**What you have to do**
Repeat the entries exactly as they appear.

[Data entries for graphics]
==========

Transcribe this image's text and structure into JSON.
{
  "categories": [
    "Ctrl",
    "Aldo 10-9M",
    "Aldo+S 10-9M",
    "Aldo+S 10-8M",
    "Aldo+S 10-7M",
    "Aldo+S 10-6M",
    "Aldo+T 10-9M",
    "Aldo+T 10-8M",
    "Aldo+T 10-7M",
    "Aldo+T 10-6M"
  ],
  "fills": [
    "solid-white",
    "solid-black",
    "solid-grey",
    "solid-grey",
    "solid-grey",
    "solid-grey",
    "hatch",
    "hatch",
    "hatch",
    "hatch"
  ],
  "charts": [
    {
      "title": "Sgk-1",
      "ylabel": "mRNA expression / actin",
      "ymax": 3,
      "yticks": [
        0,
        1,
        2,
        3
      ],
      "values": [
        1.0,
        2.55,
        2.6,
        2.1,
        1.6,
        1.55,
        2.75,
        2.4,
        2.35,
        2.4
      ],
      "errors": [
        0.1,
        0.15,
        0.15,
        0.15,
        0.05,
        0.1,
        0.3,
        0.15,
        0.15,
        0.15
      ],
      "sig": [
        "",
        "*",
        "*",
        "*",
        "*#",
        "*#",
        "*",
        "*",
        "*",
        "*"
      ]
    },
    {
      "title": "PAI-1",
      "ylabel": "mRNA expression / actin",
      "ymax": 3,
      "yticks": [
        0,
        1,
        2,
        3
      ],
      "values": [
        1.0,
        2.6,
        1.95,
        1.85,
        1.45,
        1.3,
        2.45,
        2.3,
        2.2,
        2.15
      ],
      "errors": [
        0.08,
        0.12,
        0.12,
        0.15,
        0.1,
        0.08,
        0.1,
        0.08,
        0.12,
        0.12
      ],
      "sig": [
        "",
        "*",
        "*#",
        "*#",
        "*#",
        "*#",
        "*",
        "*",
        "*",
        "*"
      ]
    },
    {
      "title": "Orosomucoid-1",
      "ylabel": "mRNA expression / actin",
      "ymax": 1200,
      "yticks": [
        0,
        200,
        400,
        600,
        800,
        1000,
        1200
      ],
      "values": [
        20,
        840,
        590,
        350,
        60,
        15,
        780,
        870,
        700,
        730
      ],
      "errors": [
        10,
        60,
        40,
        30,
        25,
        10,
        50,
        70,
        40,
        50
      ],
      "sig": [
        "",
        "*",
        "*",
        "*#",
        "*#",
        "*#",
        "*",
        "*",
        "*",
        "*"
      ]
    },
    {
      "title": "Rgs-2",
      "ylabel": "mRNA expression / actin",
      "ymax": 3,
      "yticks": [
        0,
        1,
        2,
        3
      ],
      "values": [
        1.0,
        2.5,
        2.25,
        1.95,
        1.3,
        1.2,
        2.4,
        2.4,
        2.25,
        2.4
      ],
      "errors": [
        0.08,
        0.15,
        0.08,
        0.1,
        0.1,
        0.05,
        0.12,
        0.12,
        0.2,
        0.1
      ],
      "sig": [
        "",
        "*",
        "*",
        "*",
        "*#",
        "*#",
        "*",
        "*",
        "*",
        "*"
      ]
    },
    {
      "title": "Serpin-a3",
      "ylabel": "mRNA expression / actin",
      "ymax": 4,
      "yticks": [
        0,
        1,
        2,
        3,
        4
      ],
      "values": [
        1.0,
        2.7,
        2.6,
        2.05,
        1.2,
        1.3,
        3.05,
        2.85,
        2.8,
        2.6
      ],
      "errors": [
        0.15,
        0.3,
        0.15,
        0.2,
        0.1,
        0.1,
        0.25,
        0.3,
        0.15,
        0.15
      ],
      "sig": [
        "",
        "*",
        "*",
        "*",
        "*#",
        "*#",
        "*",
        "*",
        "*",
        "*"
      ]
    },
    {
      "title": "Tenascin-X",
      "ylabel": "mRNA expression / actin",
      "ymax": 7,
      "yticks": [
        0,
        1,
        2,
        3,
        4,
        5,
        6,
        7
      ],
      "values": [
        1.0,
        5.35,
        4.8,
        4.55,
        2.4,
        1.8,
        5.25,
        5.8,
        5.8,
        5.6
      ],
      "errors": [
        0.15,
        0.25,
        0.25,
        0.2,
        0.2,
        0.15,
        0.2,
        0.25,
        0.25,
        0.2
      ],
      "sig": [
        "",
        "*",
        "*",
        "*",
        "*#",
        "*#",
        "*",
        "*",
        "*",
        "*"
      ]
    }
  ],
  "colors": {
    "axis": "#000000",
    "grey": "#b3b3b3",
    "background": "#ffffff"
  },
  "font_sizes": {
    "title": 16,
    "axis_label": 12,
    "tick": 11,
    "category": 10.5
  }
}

==========

**Answer to the exercise**
Transcribe this image's text and structure into JSON.
{
  "categories": [
    "Ctrl",
    "Aldo 10-9M",
    "Aldo+S 10-9M",
    "Aldo+S 10-8M",
    "Aldo+S 10-7M",
    "Aldo+S 10-6M",
    "Aldo+T 10-9M",
    "Aldo+T 10-8M",
    "Aldo+T 10-7M",
    "Aldo+T 10-6M"
  ],
  "fills": [
    "solid-white",
    "solid-black",
    "solid-grey",
    "solid-grey",
    "solid-grey",
    "solid-grey",
    "hatch",
    "hatch",
    "hatch",
    "hatch"
  ],
  "charts": [
    {
      "title": "Sgk-1",
      "ylabel": "mRNA expression / actin",
      "ymax": 3,
      "yticks": [
        0,
        1,
        2,
        3
      ],
      "values": [
        1.0,
        2.55,
        2.6,
        2.1,
        1.6,
        1.55,
        2.75,
        2.4,
        2.35,
        2.4
      ],
      "errors": [
        0.1,
        0.15,
        0.15,
        0.15,
        0.05,
        0.1,
        0.3,
        0.15,
        0.15,
        0.15
      ],
      "sig": [
        "",
        "*",
        "*",
        "*",
        "*#",
        "*#",
        "*",
        "*",
        "*",
        "*"
      ]
    },
    {
      "title": "PAI-1",
      "ylabel": "mRNA expression / actin",
      "ymax": 3,
      "yticks": [
        0,
        1,
        2,
        3
      ],
      "values": [
        1.0,
        2.6,
        1.95,
        1.85,
        1.45,
        1.3,
        2.45,
        2.3,
        2.2,
        2.15
      ],
      "errors": [
        0.08,
        0.12,
        0.12,
        0.15,
        0.1,
        0.08,
        0.1,
        0.08,
        0.12,
        0.12
      ],
      "sig": [
        "",
        "*",
        "*#",
        "*#",
        "*#",
        "*#",
        "*",
        "*",
        "*",
        "*"
      ]
    },
    {
      "title": "Orosomucoid-1",
      "ylabel": "mRNA expression / actin",
      "ymax": 1200,
      "yticks": [
        0,
        200,
        400,
        600,
        800,
        1000,
        1200
      ],
      "values": [
        20,
        840,
        590,
        350,
        60,
        15,
        780,
        870,
        700,
        730
      ],
      "errors": [
        10,
        60,
        40,
        30,
        25,
        10,
        50,
        70,
        40,
        50
      ],
      "sig": [
        "",
        "*",
        "*",
        "*#",
        "*#",
        "*#",
        "*",
        "*",
        "*",
        "*"
      ]
    },
    {
      "title": "Rgs-2",
      "ylabel": "mRNA expression / actin",
      "ymax": 3,
      "yticks": [
        0,
        1,
        2,
        3
      ],
      "values": [
        1.0,
        2.5,
        2.25,
        1.95,
        1.3,
        1.2,
        2.4,
        2.4,
        2.25,
        2.4
      ],
      "errors": [
        0.08,
        0.15,
        0.08,
        0.1,
        0.1,
        0.05,
        0.12,
        0.12,
        0.2,
        0.1
      ],
      "sig": [
        "",
        "*",
        "*",
        "*",
        "*#",
        "*#",
        "*",
        "*",
        "*",
        "*"
      ]
    },
    {
      "title": "Serpin-a3",
      "ylabel": "mRNA expression / actin",
      "ymax": 4,
      "yticks": [
        0,
        1,
        2,
        3,
        4
      ],
      "values": [
        1.0,
        2.7,
        2.6,
        2.05,
        1.2,
        1.3,
        3.05,
        2.85,
        2.8,
        2.6
      ],
      "errors": [
        0.15,
        0.3,
        0.15,
        0.2,
        0.1,
        0.1,
        0.25,
        0.3,
        0.15,
        0.15
      ],
      "sig": [
        "",
        "*",
        "*",
        "*",
        "*#",
        "*#",
        "*",
        "*",
        "*",
        "*"
      ]
    },
    {
      "title": "Tenascin-X",
      "ylabel": "mRNA expression / actin",
      "ymax": 7,
      "yticks": [
        0,
        1,
        2,
        3,
        4,
        5,
        6,
        7
      ],
      "values": [
        1.0,
        5.35,
        4.8,
        4.55,
        2.4,
        1.8,
        5.25,
        5.8,
        5.8,
        5.6
      ],
      "errors": [
        0.15,
        0.25,
        0.25,
        0.2,
        0.2,
        0.15,
        0.2,
        0.25,
        0.25,
        0.2
      ],
      "sig": [
        "",
        "*",
        "*",
        "*",
        "*#",
        "*#",
        "*",
        "*",
        "*",
        "*"
      ]
    }
  ],
  "colors": {
    "axis": "#000000",
    "grey": "#b3b3b3",
    "background": "#ffffff"
  },
  "font_sizes": {
    "title": 16,
    "axis_label": 12,
    "tick": 11,
    "category": 10.5
  }
}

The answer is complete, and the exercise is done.